● Exercise description: Identify all lines of the data containing the string "HTML" and copy them.

● Recorded data:
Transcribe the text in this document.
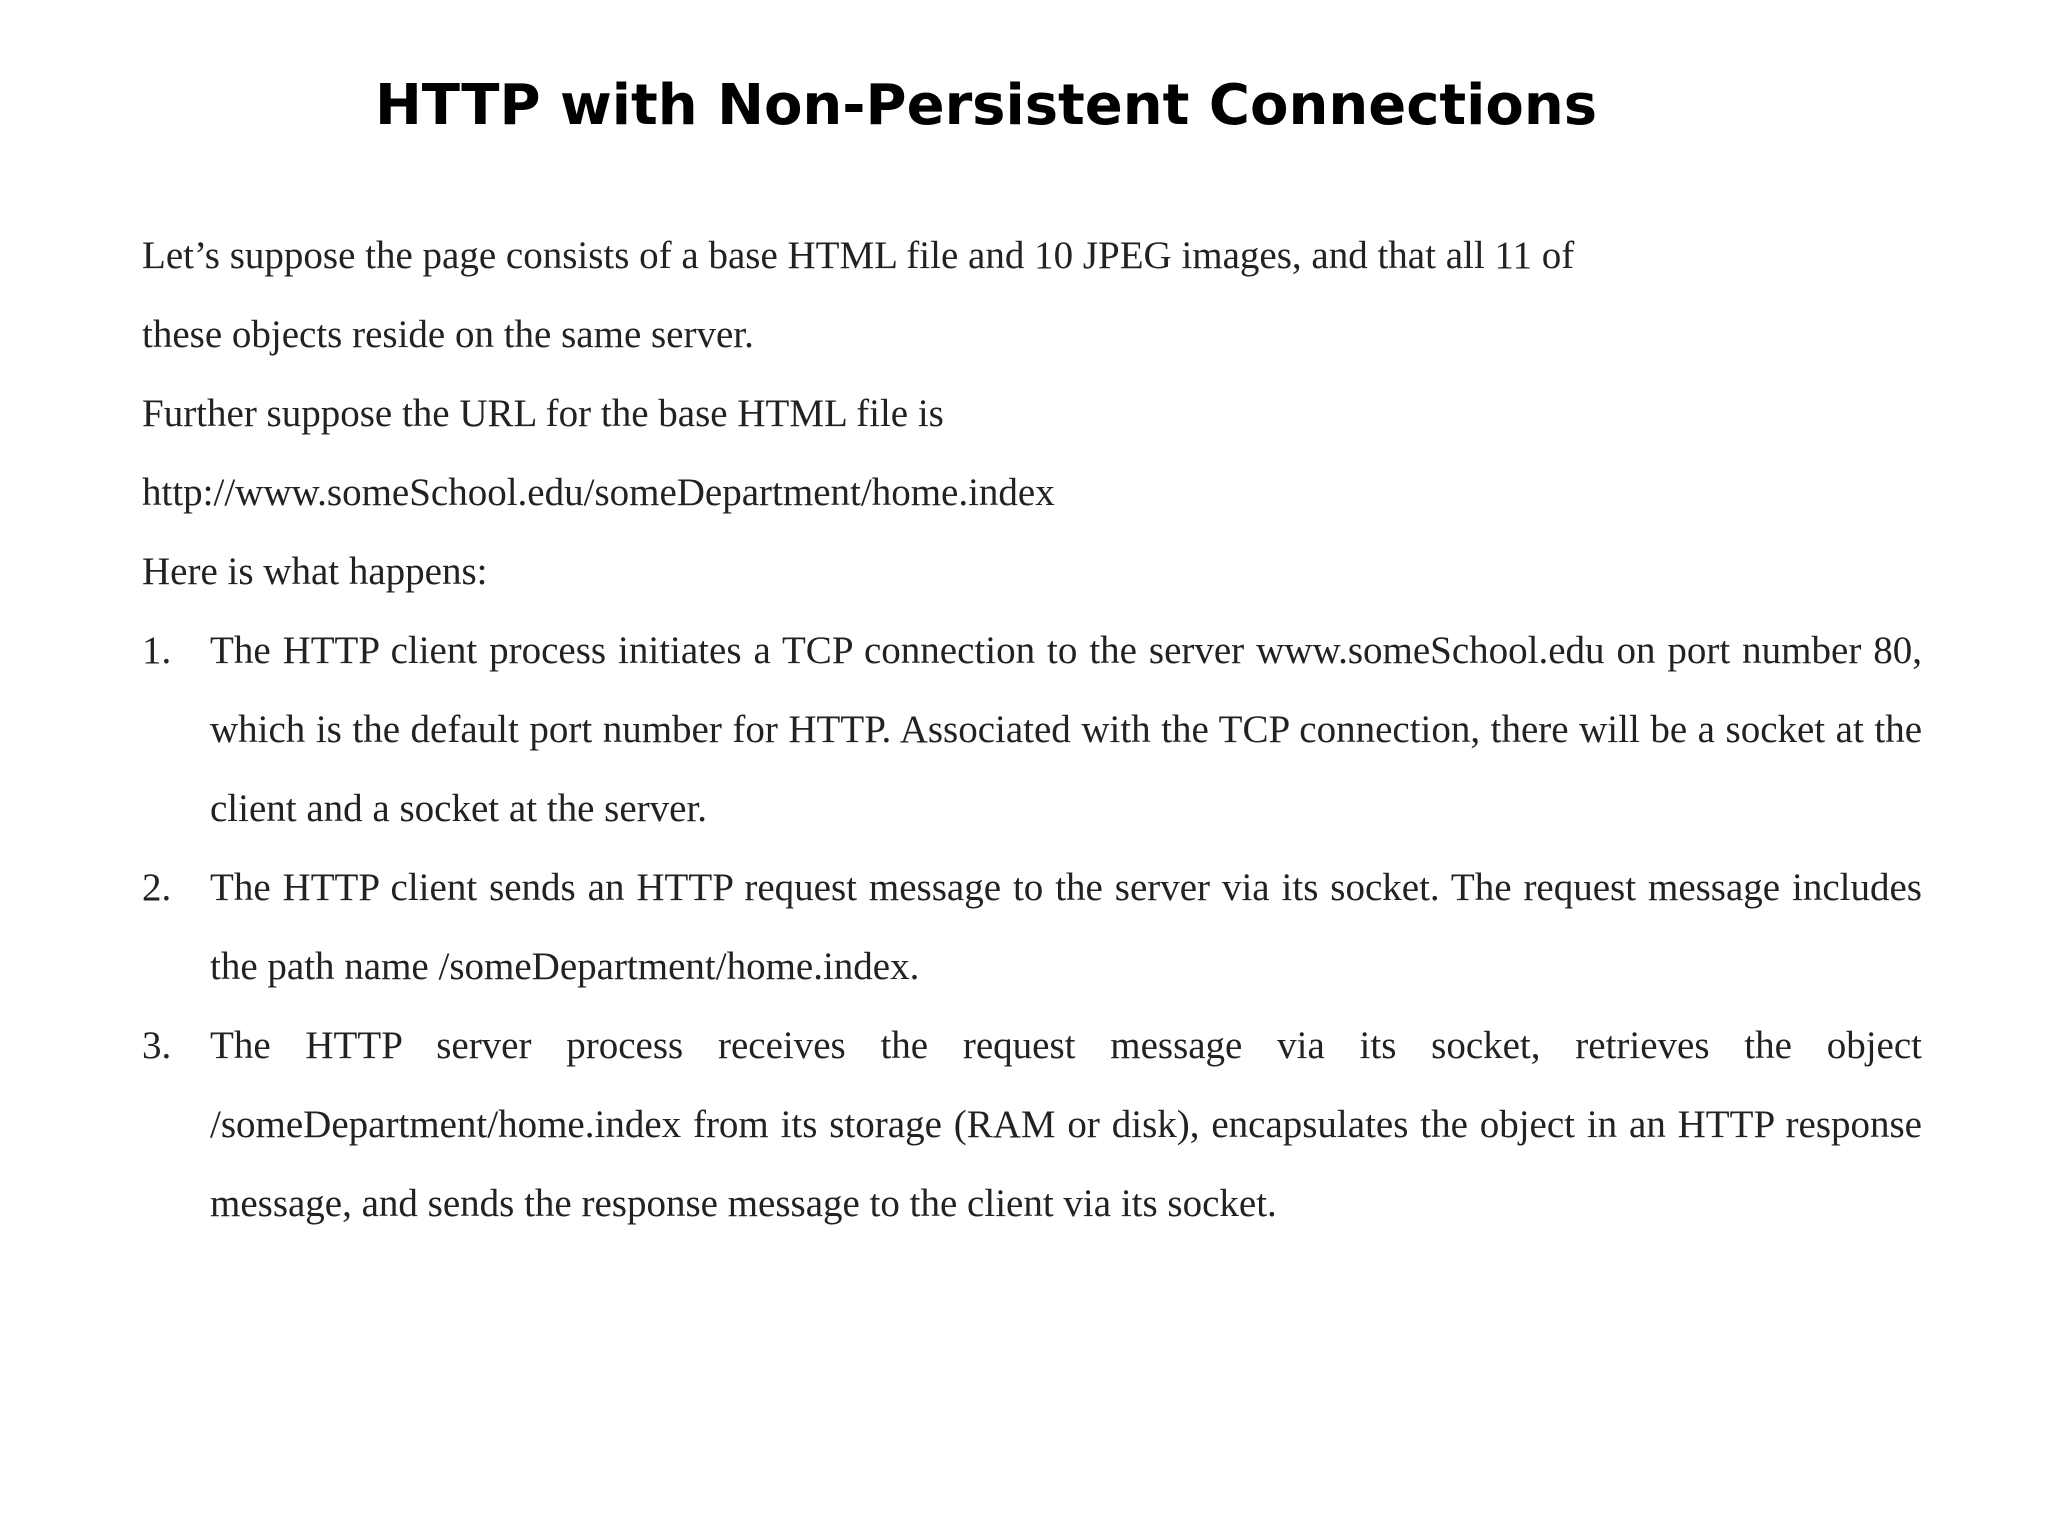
HTTP with Non-Persistent Connections

Let’s suppose the page consists of a base HTML file and 10 JPEG images, and that all 11 of

these objects reside on the same server.

Further suppose the URL for the base HTML file is

http://www.someSchool.edu/someDepartment/home.index

Here is what happens:

1. The HTTP client process initiates a TCP connection to the server www.someSchool.edu on port number 80, which is the default port number for HTTP. Associated with the TCP connection, there will be a socket at the client and a socket at the server.
2. The HTTP client sends an HTTP request message to the server via its socket. The request message includes the path name /someDepartment/home.index.
3. The HTTP server process receives the request message via its socket, retrieves the object /someDepartment/home.index from its storage (RAM or disk), encapsulates the object in an HTTP response message, and sends the response message to the client via its socket.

● Result for this exercise:
Let’s suppose the page consists of a base HTML file and 10 JPEG images, and that all 11 of
Further suppose the URL for the base HTML file is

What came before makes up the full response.